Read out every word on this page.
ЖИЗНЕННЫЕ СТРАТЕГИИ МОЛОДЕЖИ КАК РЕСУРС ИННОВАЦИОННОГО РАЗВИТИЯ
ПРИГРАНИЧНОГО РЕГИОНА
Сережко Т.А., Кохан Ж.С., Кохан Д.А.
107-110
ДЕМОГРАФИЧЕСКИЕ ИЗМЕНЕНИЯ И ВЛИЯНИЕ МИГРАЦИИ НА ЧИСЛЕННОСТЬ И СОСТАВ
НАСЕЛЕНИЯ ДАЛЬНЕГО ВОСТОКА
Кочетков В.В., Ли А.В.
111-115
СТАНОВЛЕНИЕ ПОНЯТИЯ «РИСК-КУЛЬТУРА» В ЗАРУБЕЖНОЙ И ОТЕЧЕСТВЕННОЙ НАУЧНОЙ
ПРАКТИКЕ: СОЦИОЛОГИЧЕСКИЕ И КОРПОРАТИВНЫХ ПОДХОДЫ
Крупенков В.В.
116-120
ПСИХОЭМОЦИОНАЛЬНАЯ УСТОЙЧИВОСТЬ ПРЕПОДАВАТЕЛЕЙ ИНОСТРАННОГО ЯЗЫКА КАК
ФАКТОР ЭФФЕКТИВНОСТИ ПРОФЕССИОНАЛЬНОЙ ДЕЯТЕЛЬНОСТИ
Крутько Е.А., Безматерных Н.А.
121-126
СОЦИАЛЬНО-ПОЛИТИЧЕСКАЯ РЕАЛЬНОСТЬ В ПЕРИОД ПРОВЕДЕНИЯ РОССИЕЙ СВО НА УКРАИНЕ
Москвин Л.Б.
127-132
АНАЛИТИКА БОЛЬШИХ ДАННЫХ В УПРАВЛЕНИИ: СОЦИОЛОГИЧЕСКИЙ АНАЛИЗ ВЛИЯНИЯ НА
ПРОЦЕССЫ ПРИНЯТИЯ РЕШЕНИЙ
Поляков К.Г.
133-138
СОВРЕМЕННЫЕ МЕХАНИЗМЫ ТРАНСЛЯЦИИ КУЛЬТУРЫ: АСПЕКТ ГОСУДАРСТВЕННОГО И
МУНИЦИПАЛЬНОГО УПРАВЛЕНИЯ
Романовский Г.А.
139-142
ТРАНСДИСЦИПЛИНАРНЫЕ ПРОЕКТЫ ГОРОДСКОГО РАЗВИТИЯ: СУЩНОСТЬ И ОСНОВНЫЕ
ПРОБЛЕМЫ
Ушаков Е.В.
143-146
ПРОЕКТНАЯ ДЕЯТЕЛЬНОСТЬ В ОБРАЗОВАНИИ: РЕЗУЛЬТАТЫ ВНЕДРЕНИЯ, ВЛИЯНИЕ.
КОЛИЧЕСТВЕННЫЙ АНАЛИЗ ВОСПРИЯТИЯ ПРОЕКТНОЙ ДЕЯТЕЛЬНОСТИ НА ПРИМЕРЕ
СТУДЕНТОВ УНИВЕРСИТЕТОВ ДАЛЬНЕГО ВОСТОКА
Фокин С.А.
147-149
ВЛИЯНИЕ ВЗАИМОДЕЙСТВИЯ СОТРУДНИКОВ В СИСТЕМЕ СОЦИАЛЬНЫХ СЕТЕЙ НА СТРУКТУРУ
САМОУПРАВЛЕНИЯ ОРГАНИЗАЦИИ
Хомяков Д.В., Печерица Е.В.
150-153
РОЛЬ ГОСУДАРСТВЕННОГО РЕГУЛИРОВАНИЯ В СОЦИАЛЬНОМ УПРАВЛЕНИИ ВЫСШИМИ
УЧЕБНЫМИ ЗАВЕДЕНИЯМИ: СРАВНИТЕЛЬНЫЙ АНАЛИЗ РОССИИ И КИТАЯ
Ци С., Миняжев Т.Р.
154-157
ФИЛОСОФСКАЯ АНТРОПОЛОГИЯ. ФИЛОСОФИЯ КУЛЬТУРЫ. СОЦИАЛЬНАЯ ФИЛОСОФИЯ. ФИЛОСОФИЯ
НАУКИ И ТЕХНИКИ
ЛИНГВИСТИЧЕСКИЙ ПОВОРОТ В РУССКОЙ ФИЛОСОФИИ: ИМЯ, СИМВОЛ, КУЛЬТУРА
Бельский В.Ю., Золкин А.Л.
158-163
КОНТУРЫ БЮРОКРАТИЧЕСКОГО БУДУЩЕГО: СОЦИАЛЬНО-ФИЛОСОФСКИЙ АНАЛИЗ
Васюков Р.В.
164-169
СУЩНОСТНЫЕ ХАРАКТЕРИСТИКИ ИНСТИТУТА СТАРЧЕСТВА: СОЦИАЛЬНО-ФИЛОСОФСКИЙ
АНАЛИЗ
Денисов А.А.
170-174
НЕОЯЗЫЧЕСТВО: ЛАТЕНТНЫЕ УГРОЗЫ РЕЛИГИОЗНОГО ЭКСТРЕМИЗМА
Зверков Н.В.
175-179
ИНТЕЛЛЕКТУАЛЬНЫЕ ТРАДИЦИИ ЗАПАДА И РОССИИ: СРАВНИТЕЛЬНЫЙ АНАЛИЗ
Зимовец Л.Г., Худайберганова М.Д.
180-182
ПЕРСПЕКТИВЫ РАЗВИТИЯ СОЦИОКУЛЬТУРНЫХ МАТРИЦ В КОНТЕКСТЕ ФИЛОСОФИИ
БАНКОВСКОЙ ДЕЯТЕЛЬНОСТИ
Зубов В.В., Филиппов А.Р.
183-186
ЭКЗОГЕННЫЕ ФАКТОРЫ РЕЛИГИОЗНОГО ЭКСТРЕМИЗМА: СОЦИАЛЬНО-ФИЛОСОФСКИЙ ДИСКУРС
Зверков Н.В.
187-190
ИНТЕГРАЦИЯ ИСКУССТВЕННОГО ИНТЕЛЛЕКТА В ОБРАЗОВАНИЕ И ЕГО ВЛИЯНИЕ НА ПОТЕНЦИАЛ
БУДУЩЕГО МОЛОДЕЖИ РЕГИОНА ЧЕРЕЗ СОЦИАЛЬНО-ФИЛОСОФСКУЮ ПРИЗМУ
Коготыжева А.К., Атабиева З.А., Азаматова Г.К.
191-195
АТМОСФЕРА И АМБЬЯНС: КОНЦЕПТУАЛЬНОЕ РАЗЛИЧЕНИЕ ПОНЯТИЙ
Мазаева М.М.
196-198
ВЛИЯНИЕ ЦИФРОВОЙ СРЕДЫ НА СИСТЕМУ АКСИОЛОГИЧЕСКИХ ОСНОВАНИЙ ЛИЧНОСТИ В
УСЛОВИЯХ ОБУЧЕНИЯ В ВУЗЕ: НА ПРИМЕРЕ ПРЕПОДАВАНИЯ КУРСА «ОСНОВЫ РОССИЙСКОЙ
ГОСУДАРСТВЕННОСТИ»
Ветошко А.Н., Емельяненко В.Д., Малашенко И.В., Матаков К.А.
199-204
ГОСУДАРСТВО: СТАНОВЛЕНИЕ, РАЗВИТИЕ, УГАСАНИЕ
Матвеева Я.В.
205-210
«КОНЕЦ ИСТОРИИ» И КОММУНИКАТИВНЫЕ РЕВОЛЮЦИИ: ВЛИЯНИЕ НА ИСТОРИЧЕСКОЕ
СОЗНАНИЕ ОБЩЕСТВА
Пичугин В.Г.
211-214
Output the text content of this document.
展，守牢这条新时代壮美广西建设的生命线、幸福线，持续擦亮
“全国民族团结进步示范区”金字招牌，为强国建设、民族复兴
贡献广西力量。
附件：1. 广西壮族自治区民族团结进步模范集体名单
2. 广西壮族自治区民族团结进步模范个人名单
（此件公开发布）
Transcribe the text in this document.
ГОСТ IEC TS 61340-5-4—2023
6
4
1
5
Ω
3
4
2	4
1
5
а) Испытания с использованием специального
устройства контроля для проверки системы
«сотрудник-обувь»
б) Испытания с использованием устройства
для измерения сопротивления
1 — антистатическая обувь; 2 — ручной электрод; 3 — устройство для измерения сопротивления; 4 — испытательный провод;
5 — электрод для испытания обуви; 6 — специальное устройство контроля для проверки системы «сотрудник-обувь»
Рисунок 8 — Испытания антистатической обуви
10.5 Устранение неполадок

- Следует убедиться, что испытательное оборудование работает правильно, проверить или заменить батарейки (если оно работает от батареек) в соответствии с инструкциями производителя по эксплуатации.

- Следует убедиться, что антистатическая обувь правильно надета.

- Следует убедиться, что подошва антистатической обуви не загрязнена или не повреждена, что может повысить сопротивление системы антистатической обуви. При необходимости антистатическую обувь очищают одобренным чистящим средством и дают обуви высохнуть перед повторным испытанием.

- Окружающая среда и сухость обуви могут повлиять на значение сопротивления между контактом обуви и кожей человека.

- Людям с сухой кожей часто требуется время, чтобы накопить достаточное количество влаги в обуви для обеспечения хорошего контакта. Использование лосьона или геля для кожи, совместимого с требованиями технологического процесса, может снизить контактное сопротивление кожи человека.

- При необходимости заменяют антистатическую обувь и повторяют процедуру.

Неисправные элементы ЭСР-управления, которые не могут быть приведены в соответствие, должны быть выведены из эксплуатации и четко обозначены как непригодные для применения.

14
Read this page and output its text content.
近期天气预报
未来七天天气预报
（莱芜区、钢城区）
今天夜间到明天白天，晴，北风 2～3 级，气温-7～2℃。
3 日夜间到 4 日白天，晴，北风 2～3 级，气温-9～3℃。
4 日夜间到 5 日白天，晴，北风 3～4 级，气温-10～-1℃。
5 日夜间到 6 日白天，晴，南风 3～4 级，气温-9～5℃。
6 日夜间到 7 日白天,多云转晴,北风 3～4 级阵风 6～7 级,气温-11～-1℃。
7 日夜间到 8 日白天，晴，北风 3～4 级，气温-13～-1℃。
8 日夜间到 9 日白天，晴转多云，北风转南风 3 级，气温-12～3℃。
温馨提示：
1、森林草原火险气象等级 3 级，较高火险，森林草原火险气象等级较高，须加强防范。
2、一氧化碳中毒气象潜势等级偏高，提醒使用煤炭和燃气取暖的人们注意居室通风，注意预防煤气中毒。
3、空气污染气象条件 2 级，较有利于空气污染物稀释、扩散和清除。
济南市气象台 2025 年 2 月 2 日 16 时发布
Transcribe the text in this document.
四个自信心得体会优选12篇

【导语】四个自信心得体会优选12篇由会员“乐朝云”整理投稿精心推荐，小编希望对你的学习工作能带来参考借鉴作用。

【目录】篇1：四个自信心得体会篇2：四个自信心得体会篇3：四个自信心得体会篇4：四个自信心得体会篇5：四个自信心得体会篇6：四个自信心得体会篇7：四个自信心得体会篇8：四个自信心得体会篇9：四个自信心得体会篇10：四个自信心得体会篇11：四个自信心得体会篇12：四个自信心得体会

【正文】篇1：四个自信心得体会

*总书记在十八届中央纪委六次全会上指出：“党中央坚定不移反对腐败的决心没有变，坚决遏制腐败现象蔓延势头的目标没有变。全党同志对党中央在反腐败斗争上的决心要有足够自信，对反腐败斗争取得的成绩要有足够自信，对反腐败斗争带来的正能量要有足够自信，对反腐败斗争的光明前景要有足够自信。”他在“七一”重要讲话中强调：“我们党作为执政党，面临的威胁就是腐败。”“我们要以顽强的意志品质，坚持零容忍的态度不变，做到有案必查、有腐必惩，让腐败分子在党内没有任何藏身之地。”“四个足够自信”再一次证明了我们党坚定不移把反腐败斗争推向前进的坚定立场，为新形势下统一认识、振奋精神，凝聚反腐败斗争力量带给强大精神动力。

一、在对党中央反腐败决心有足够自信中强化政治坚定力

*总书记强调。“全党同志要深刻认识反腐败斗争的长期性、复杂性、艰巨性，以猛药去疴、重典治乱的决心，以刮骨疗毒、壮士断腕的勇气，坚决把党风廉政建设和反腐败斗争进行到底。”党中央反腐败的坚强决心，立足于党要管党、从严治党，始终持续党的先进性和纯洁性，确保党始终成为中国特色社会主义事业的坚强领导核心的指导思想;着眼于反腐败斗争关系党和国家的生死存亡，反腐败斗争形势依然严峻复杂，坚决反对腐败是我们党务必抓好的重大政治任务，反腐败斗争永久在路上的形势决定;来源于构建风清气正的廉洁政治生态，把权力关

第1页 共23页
○ ○ ○
* [Your goal]: Scan the records above for the string "БУДУЩЕГО", then report every line that contains it.

* [Finished answer]:
КОНТУРЫ БЮРОКРАТИЧЕСКОГО БУДУЩЕГО: СОЦИАЛЬНО-ФИЛОСОФСКИЙ АНАЛИЗ
БУДУЩЕГО МОЛОДЕЖИ РЕГИОНА ЧЕРЕЗ СОЦИАЛЬНО-ФИЛОСОФСКУЮ ПРИЗМУ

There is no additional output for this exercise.